##### Data in this exercise
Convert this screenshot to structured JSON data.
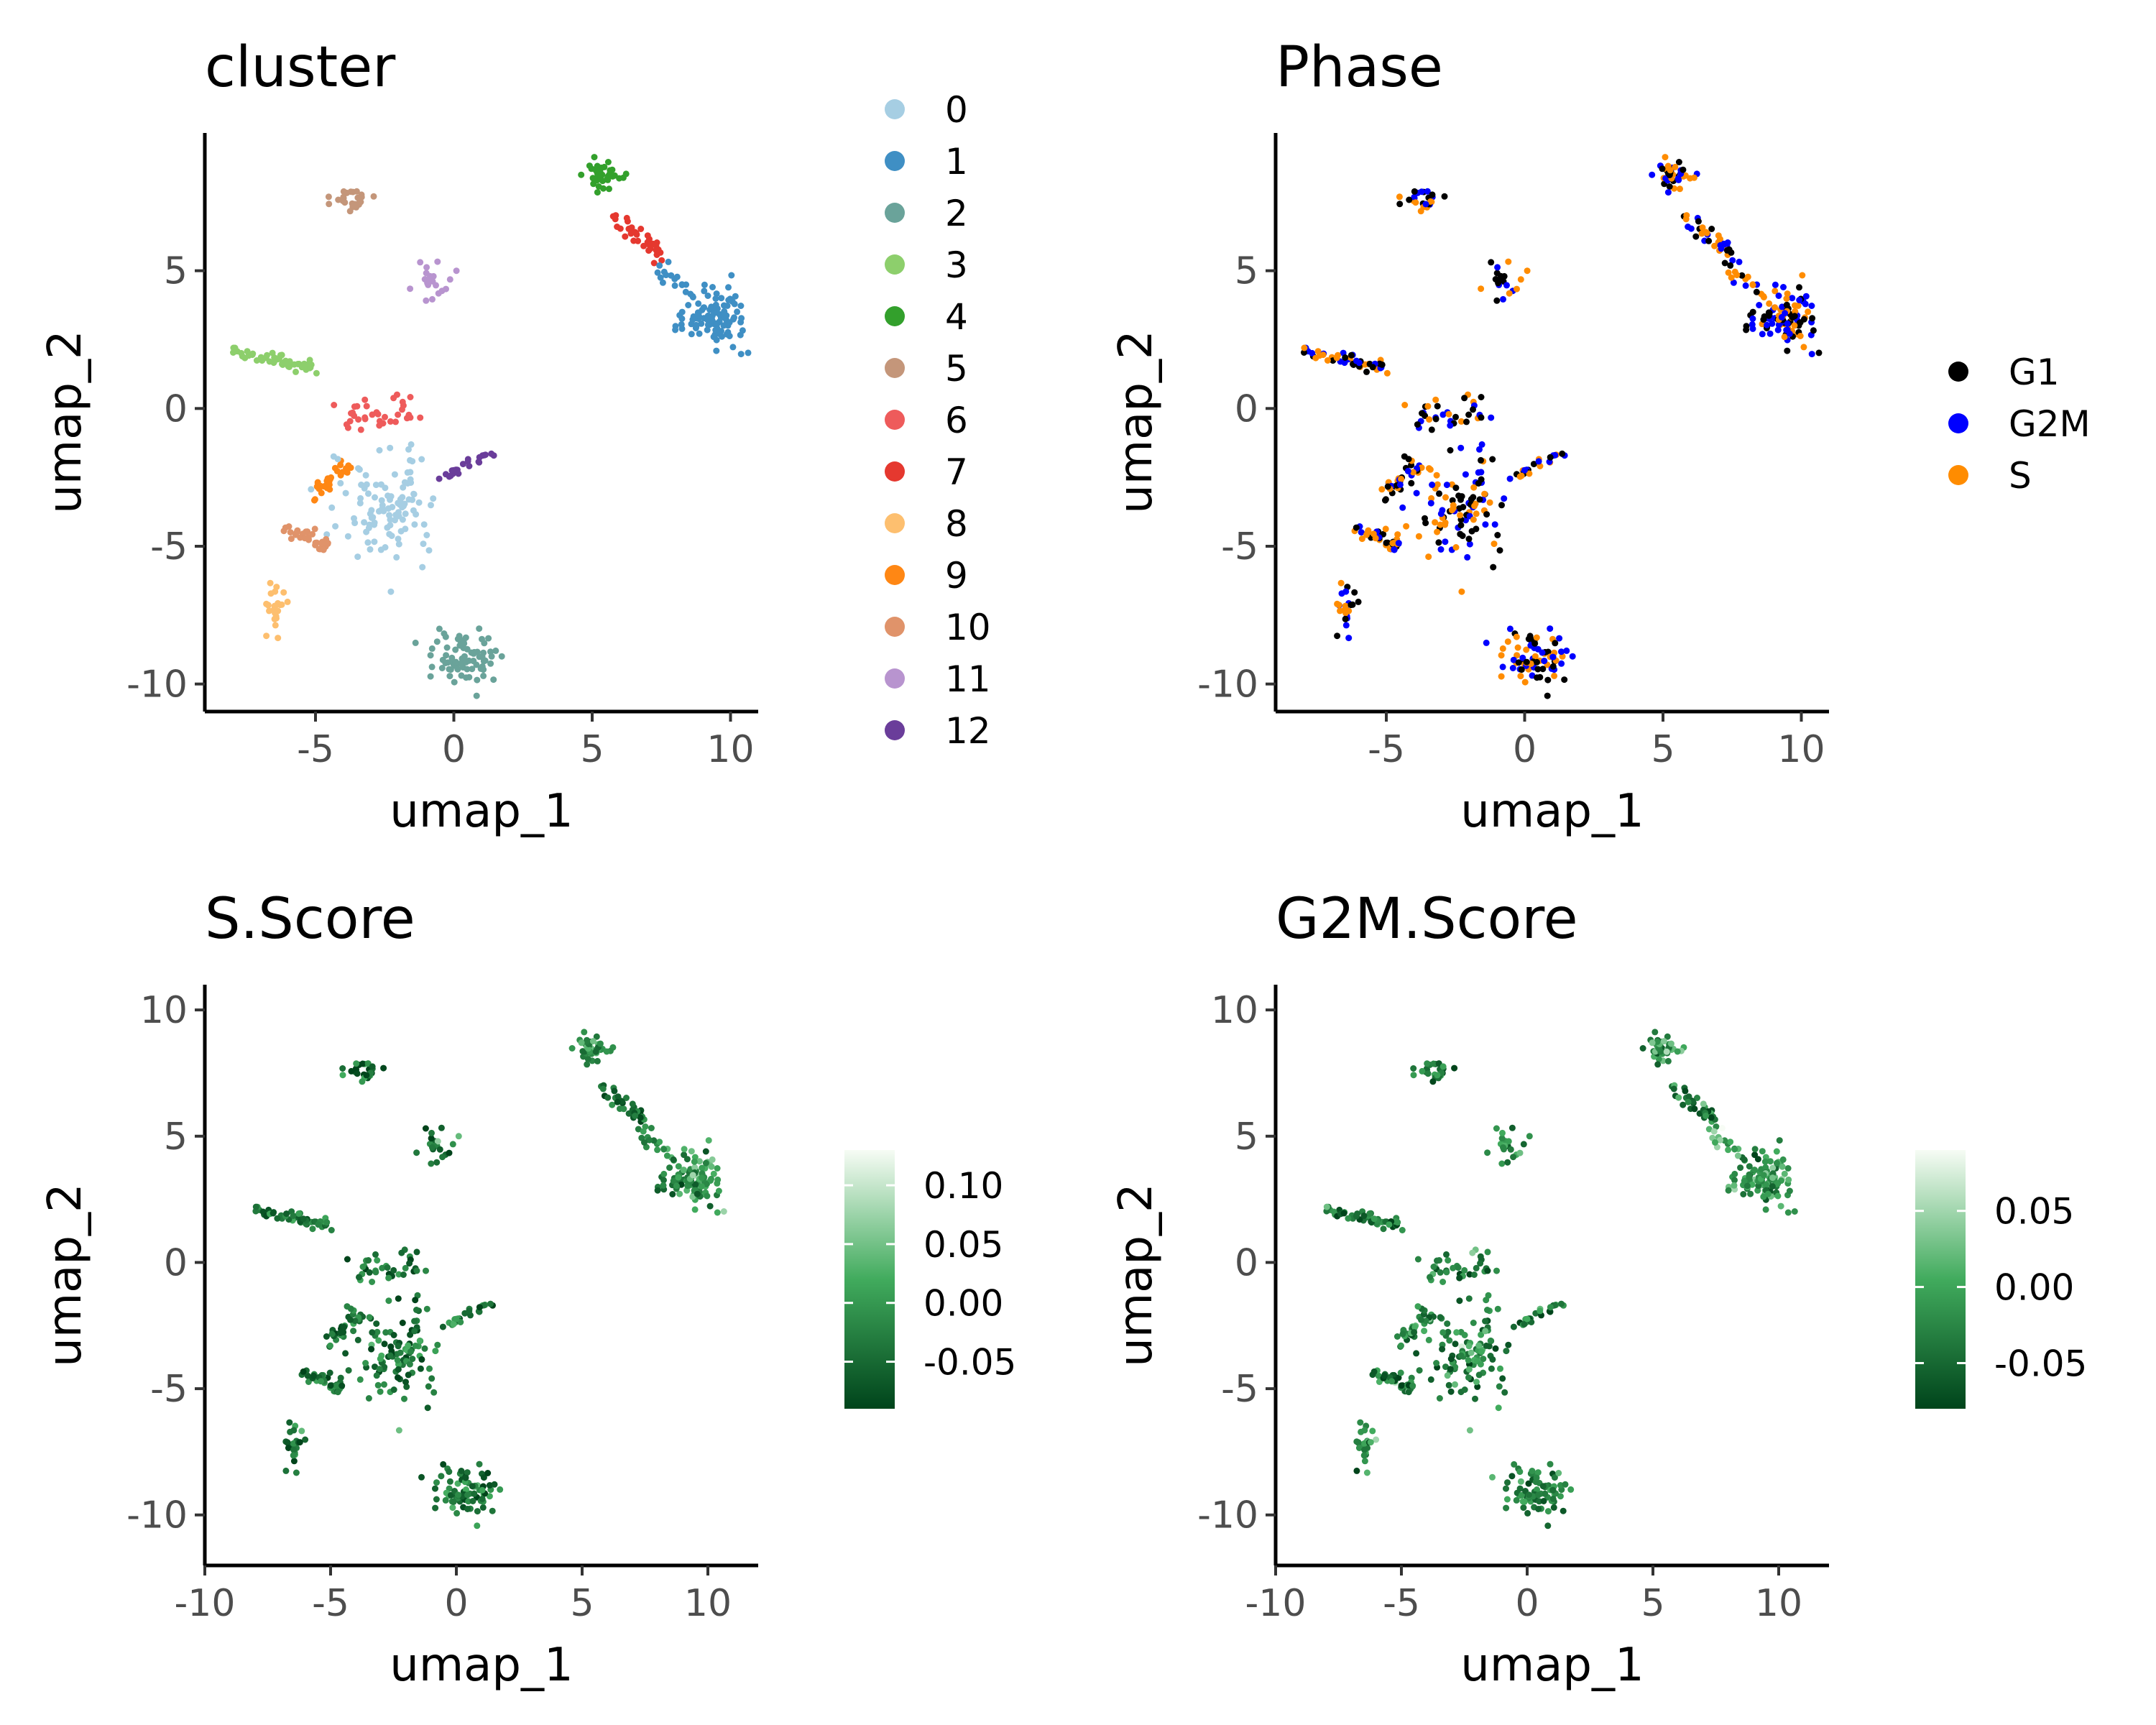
{
  "chart_data": [
    {
      "title": "cluster",
      "type": "scatter",
      "xlabel": "umap_1",
      "ylabel": "umap_2",
      "xlim": [
        -9,
        11
      ],
      "ylim": [
        -11,
        10
      ],
      "xticks": [
        -5,
        0,
        5,
        10
      ],
      "yticks": [
        -10,
        -5,
        0,
        5
      ],
      "grid": false,
      "legend_position": "right",
      "color_by": "cluster",
      "legend": [
        {
          "label": "0",
          "color": "#a6cee3"
        },
        {
          "label": "1",
          "color": "#3f8fc4"
        },
        {
          "label": "2",
          "color": "#6aa39a"
        },
        {
          "label": "3",
          "color": "#8dcf6c"
        },
        {
          "label": "4",
          "color": "#33a02c"
        },
        {
          "label": "5",
          "color": "#c4967a"
        },
        {
          "label": "6",
          "color": "#ee5b5b"
        },
        {
          "label": "7",
          "color": "#e5382f"
        },
        {
          "label": "8",
          "color": "#fdbf6f"
        },
        {
          "label": "9",
          "color": "#ff8714"
        },
        {
          "label": "10",
          "color": "#e0936a"
        },
        {
          "label": "11",
          "color": "#b894cf"
        },
        {
          "label": "12",
          "color": "#6a3d9a"
        }
      ]
    },
    {
      "title": "Phase",
      "type": "scatter",
      "xlabel": "umap_1",
      "ylabel": "umap_2",
      "xlim": [
        -9,
        11
      ],
      "ylim": [
        -11,
        10
      ],
      "xticks": [
        -5,
        0,
        5,
        10
      ],
      "yticks": [
        -10,
        -5,
        0,
        5
      ],
      "grid": false,
      "legend_position": "right",
      "color_by": "phase",
      "legend": [
        {
          "label": "G1",
          "color": "#000000"
        },
        {
          "label": "G2M",
          "color": "#0000ff"
        },
        {
          "label": "S",
          "color": "#ff8c00"
        }
      ]
    },
    {
      "title": "S.Score",
      "type": "scatter",
      "xlabel": "umap_1",
      "ylabel": "umap_2",
      "xlim": [
        -10,
        12
      ],
      "ylim": [
        -12,
        11
      ],
      "xticks": [
        -10,
        -5,
        0,
        5,
        10
      ],
      "yticks": [
        -10,
        -5,
        0,
        5,
        10
      ],
      "grid": false,
      "legend_position": "right",
      "color_by": "s_score",
      "colorbar": {
        "min": -0.09,
        "max": 0.13,
        "ticks": [
          0.1,
          0.05,
          0.0,
          -0.05
        ],
        "tick_labels": [
          "0.10",
          "0.05",
          "0.00",
          "-0.05"
        ],
        "low_color": "#00441b",
        "mid_color": "#41ab5d",
        "high_color": "#f7fcf5"
      }
    },
    {
      "title": "G2M.Score",
      "type": "scatter",
      "xlabel": "umap_1",
      "ylabel": "umap_2",
      "xlim": [
        -10,
        12
      ],
      "ylim": [
        -12,
        11
      ],
      "xticks": [
        -10,
        -5,
        0,
        5,
        10
      ],
      "yticks": [
        -10,
        -5,
        0,
        5,
        10
      ],
      "grid": false,
      "legend_position": "right",
      "color_by": "g2m_score",
      "colorbar": {
        "min": -0.08,
        "max": 0.09,
        "ticks": [
          0.05,
          0.0,
          -0.05
        ],
        "tick_labels": [
          "0.05",
          "0.00",
          "-0.05"
        ],
        "low_color": "#00441b",
        "mid_color": "#41ab5d",
        "high_color": "#f7fcf5"
      }
    }
  ],
  "cell_groups": [
    {
      "cluster": "4",
      "shape": "blob",
      "center": [
        5.3,
        8.5
      ],
      "spread": [
        0.35,
        0.25
      ],
      "count": 45
    },
    {
      "cluster": "7",
      "shape": "line",
      "from": [
        5.8,
        7.0
      ],
      "to": [
        7.5,
        5.5
      ],
      "width": 0.25,
      "count": 35
    },
    {
      "cluster": "1",
      "shape": "line",
      "from": [
        7.6,
        5.0
      ],
      "to": [
        8.6,
        4.2
      ],
      "width": 0.25,
      "count": 15
    },
    {
      "cluster": "1",
      "shape": "blob",
      "center": [
        9.4,
        3.3
      ],
      "spread": [
        0.55,
        0.5
      ],
      "count": 110
    },
    {
      "cluster": "5",
      "shape": "blob",
      "center": [
        -3.7,
        7.5
      ],
      "spread": [
        0.45,
        0.25
      ],
      "count": 25
    },
    {
      "cluster": "11",
      "shape": "blob",
      "center": [
        -0.8,
        4.6
      ],
      "spread": [
        0.35,
        0.35
      ],
      "count": 20
    },
    {
      "cluster": "3",
      "shape": "line",
      "from": [
        -8.0,
        2.1
      ],
      "to": [
        -5.1,
        1.5
      ],
      "width": 0.2,
      "count": 50
    },
    {
      "cluster": "6",
      "shape": "blob",
      "center": [
        -2.5,
        -0.2
      ],
      "spread": [
        0.7,
        0.3
      ],
      "count": 30
    },
    {
      "cluster": "6",
      "shape": "line",
      "from": [
        -3.9,
        -1.0
      ],
      "to": [
        -3.5,
        0.3
      ],
      "width": 0.1,
      "count": 5
    },
    {
      "cluster": "12",
      "shape": "line",
      "from": [
        -0.5,
        -2.6
      ],
      "to": [
        1.3,
        -1.6
      ],
      "width": 0.15,
      "count": 25
    },
    {
      "cluster": "9",
      "shape": "line",
      "from": [
        -5.2,
        -3.2
      ],
      "to": [
        -3.9,
        -2.1
      ],
      "width": 0.25,
      "count": 30
    },
    {
      "cluster": "0",
      "shape": "blob",
      "center": [
        -2.5,
        -3.8
      ],
      "spread": [
        0.8,
        0.95
      ],
      "count": 95
    },
    {
      "cluster": "0",
      "shape": "line",
      "from": [
        -1.8,
        -3.6
      ],
      "to": [
        -1.5,
        -1.2
      ],
      "width": 0.2,
      "count": 12
    },
    {
      "cluster": "10",
      "shape": "line",
      "from": [
        -6.1,
        -4.3
      ],
      "to": [
        -4.6,
        -5.0
      ],
      "width": 0.25,
      "count": 35
    },
    {
      "cluster": "8",
      "shape": "blob",
      "center": [
        -6.4,
        -7.3
      ],
      "spread": [
        0.2,
        0.4
      ],
      "count": 25
    },
    {
      "cluster": "2",
      "shape": "blob",
      "center": [
        0.5,
        -9.1
      ],
      "spread": [
        0.6,
        0.5
      ],
      "count": 80
    }
  ]
}
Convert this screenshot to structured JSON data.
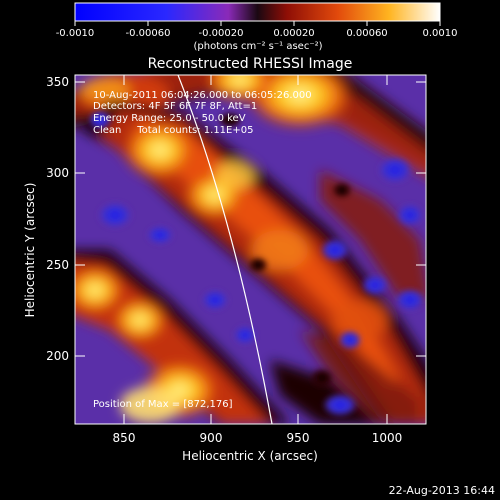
##########
> Goal: Without including the pictures, return each record above exactly as it stands.

> Solution:
Convert this screenshot to structured JSON data.
{
  "chart_data": [
    {
      "title": "cluster",
      "type": "scatter",
      "xlabel": "umap_1",
      "ylabel": "umap_2",
      "xlim": [
        -9,
        11
      ],
      "ylim": [
        -11,
        10
      ],
      "xticks": [
        -5,
        0,
        5,
        10
      ],
      "yticks": [
        -10,
        -5,
        0,
        5
      ],
      "grid": false,
      "legend_position": "right",
      "color_by": "cluster",
      "legend": [
        {
          "label": "0",
          "color": "#a6cee3"
        },
        {
          "label": "1",
          "color": "#3f8fc4"
        },
        {
          "label": "2",
          "color": "#6aa39a"
        },
        {
          "label": "3",
          "color": "#8dcf6c"
        },
        {
          "label": "4",
          "color": "#33a02c"
        },
        {
          "label": "5",
          "color": "#c4967a"
        },
        {
          "label": "6",
          "color": "#ee5b5b"
        },
        {
          "label": "7",
          "color": "#e5382f"
        },
        {
          "label": "8",
          "color": "#fdbf6f"
        },
        {
          "label": "9",
          "color": "#ff8714"
        },
        {
          "label": "10",
          "color": "#e0936a"
        },
        {
          "label": "11",
          "color": "#b894cf"
        },
        {
          "label": "12",
          "color": "#6a3d9a"
        }
      ]
    },
    {
      "title": "Phase",
      "type": "scatter",
      "xlabel": "umap_1",
      "ylabel": "umap_2",
      "xlim": [
        -9,
        11
      ],
      "ylim": [
        -11,
        10
      ],
      "xticks": [
        -5,
        0,
        5,
        10
      ],
      "yticks": [
        -10,
        -5,
        0,
        5
      ],
      "grid": false,
      "legend_position": "right",
      "color_by": "phase",
      "legend": [
        {
          "label": "G1",
          "color": "#000000"
        },
        {
          "label": "G2M",
          "color": "#0000ff"
        },
        {
          "label": "S",
          "color": "#ff8c00"
        }
      ]
    },
    {
      "title": "S.Score",
      "type": "scatter",
      "xlabel": "umap_1",
      "ylabel": "umap_2",
      "xlim": [
        -10,
        12
      ],
      "ylim": [
        -12,
        11
      ],
      "xticks": [
        -10,
        -5,
        0,
        5,
        10
      ],
      "yticks": [
        -10,
        -5,
        0,
        5,
        10
      ],
      "grid": false,
      "legend_position": "right",
      "color_by": "s_score",
      "colorbar": {
        "min": -0.09,
        "max": 0.13,
        "ticks": [
          0.1,
          0.05,
          0.0,
          -0.05
        ],
        "tick_labels": [
          "0.10",
          "0.05",
          "0.00",
          "-0.05"
        ],
        "low_color": "#00441b",
        "mid_color": "#41ab5d",
        "high_color": "#f7fcf5"
      }
    },
    {
      "title": "G2M.Score",
      "type": "scatter",
      "xlabel": "umap_1",
      "ylabel": "umap_2",
      "xlim": [
        -10,
        12
      ],
      "ylim": [
        -12,
        11
      ],
      "xticks": [
        -10,
        -5,
        0,
        5,
        10
      ],
      "yticks": [
        -10,
        -5,
        0,
        5,
        10
      ],
      "grid": false,
      "legend_position": "right",
      "color_by": "g2m_score",
      "colorbar": {
        "min": -0.08,
        "max": 0.09,
        "ticks": [
          0.05,
          0.0,
          -0.05
        ],
        "tick_labels": [
          "0.05",
          "0.00",
          "-0.05"
        ],
        "low_color": "#00441b",
        "mid_color": "#41ab5d",
        "high_color": "#f7fcf5"
      }
    }
  ],
  "cell_groups": [
    {
      "cluster": "4",
      "shape": "blob",
      "center": [
        5.3,
        8.5
      ],
      "spread": [
        0.35,
        0.25
      ],
      "count": 45
    },
    {
      "cluster": "7",
      "shape": "line",
      "from": [
        5.8,
        7.0
      ],
      "to": [
        7.5,
        5.5
      ],
      "width": 0.25,
      "count": 35
    },
    {
      "cluster": "1",
      "shape": "line",
      "from": [
        7.6,
        5.0
      ],
      "to": [
        8.6,
        4.2
      ],
      "width": 0.25,
      "count": 15
    },
    {
      "cluster": "1",
      "shape": "blob",
      "center": [
        9.4,
        3.3
      ],
      "spread": [
        0.55,
        0.5
      ],
      "count": 110
    },
    {
      "cluster": "5",
      "shape": "blob",
      "center": [
        -3.7,
        7.5
      ],
      "spread": [
        0.45,
        0.25
      ],
      "count": 25
    },
    {
      "cluster": "11",
      "shape": "blob",
      "center": [
        -0.8,
        4.6
      ],
      "spread": [
        0.35,
        0.35
      ],
      "count": 20
    },
    {
      "cluster": "3",
      "shape": "line",
      "from": [
        -8.0,
        2.1
      ],
      "to": [
        -5.1,
        1.5
      ],
      "width": 0.2,
      "count": 50
    },
    {
      "cluster": "6",
      "shape": "blob",
      "center": [
        -2.5,
        -0.2
      ],
      "spread": [
        0.7,
        0.3
      ],
      "count": 30
    },
    {
      "cluster": "6",
      "shape": "line",
      "from": [
        -3.9,
        -1.0
      ],
      "to": [
        -3.5,
        0.3
      ],
      "width": 0.1,
      "count": 5
    },
    {
      "cluster": "12",
      "shape": "line",
      "from": [
        -0.5,
        -2.6
      ],
      "to": [
        1.3,
        -1.6
      ],
      "width": 0.15,
      "count": 25
    },
    {
      "cluster": "9",
      "shape": "line",
      "from": [
        -5.2,
        -3.2
      ],
      "to": [
        -3.9,
        -2.1
      ],
      "width": 0.25,
      "count": 30
    },
    {
      "cluster": "0",
      "shape": "blob",
      "center": [
        -2.5,
        -3.8
      ],
      "spread": [
        0.8,
        0.95
      ],
      "count": 95
    },
    {
      "cluster": "0",
      "shape": "line",
      "from": [
        -1.8,
        -3.6
      ],
      "to": [
        -1.5,
        -1.2
      ],
      "width": 0.2,
      "count": 12
    },
    {
      "cluster": "10",
      "shape": "line",
      "from": [
        -6.1,
        -4.3
      ],
      "to": [
        -4.6,
        -5.0
      ],
      "width": 0.25,
      "count": 35
    },
    {
      "cluster": "8",
      "shape": "blob",
      "center": [
        -6.4,
        -7.3
      ],
      "spread": [
        0.2,
        0.4
      ],
      "count": 25
    },
    {
      "cluster": "2",
      "shape": "blob",
      "center": [
        0.5,
        -9.1
      ],
      "spread": [
        0.6,
        0.5
      ],
      "count": 80
    }
  ]
}
Convert this screenshot to structured JSON data.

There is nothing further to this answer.